• Requirements:
Reproduce the material word for word, starting at the line containing "qr-center-logo: DataEye xyxy=(754,73,780,80)" and continuing down to the line containing "x-tick-label: 2023 xyxy=(505,518,548,538)", with both of those lines included.

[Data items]

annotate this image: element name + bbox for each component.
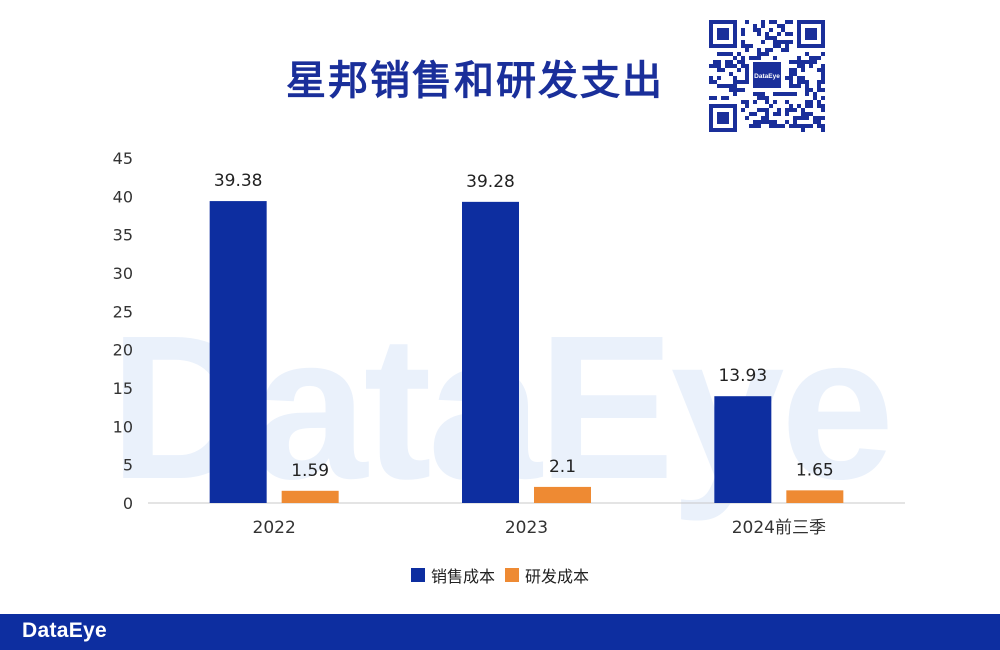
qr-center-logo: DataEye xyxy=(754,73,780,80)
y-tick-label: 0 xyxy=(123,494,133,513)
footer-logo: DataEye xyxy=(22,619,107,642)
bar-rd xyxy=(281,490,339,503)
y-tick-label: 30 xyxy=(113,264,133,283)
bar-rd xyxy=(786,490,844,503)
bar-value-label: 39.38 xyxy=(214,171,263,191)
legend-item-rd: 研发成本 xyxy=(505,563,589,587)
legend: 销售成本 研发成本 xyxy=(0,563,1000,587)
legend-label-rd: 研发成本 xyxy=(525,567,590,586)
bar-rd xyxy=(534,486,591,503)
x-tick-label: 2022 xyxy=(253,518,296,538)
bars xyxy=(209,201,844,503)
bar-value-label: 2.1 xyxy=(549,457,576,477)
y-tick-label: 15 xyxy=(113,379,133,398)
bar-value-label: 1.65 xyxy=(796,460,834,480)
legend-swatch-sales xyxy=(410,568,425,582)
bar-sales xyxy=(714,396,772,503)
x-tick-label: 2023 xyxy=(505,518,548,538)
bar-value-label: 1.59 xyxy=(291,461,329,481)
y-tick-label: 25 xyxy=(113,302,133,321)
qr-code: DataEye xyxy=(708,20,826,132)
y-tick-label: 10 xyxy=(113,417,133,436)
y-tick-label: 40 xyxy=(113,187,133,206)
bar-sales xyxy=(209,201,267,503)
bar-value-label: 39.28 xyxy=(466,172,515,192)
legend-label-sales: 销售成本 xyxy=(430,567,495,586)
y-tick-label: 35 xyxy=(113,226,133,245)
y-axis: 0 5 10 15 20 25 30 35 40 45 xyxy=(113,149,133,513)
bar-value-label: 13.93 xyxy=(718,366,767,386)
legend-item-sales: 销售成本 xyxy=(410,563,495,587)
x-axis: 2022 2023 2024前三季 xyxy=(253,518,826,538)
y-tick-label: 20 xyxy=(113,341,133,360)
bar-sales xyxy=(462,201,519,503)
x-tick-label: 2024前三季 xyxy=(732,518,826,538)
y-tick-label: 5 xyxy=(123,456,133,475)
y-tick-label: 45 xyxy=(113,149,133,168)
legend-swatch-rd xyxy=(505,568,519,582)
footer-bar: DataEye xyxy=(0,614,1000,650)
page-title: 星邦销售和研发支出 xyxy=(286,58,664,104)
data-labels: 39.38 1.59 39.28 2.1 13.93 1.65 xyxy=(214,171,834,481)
==
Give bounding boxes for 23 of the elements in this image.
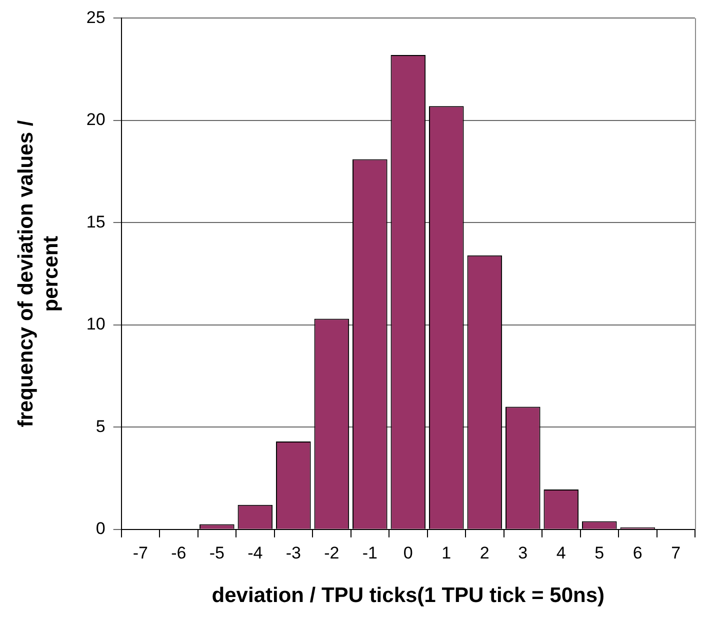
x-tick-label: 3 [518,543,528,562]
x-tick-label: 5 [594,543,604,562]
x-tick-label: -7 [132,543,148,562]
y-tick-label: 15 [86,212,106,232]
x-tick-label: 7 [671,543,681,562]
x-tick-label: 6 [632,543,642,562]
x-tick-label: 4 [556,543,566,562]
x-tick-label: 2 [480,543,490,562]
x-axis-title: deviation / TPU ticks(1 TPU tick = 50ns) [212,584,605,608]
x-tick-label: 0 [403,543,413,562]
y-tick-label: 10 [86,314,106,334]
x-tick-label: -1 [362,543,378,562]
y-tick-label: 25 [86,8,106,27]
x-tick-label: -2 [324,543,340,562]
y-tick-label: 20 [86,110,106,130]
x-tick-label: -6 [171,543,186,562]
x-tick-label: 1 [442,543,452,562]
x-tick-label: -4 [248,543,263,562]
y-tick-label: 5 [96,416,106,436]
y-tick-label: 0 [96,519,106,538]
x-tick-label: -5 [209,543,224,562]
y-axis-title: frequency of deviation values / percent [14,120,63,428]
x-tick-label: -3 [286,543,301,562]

• Task solution:
qr-center-logo: DataEye xyxy=(754,73,780,80)
y-tick-label: 0 xyxy=(123,494,133,513)
footer-logo: DataEye xyxy=(22,619,107,642)
bar-rd xyxy=(281,490,339,503)
y-tick-label: 30 xyxy=(113,264,133,283)
bar-rd xyxy=(786,490,844,503)
bar-value-label: 39.38 xyxy=(214,171,263,191)
legend-item-rd: 研发成本 xyxy=(505,563,589,587)
legend: 销售成本 研发成本 xyxy=(0,563,1000,587)
legend-label-rd: 研发成本 xyxy=(525,567,590,586)
bar-rd xyxy=(534,486,591,503)
x-tick-label: 2022 xyxy=(253,518,296,538)
bars xyxy=(209,201,844,503)
bar-value-label: 2.1 xyxy=(549,457,576,477)
y-tick-label: 15 xyxy=(113,379,133,398)
bar-value-label: 1.65 xyxy=(796,460,834,480)
legend-swatch-sales xyxy=(410,568,425,582)
bar-sales xyxy=(714,396,772,503)
x-tick-label: 2023 xyxy=(505,518,548,538)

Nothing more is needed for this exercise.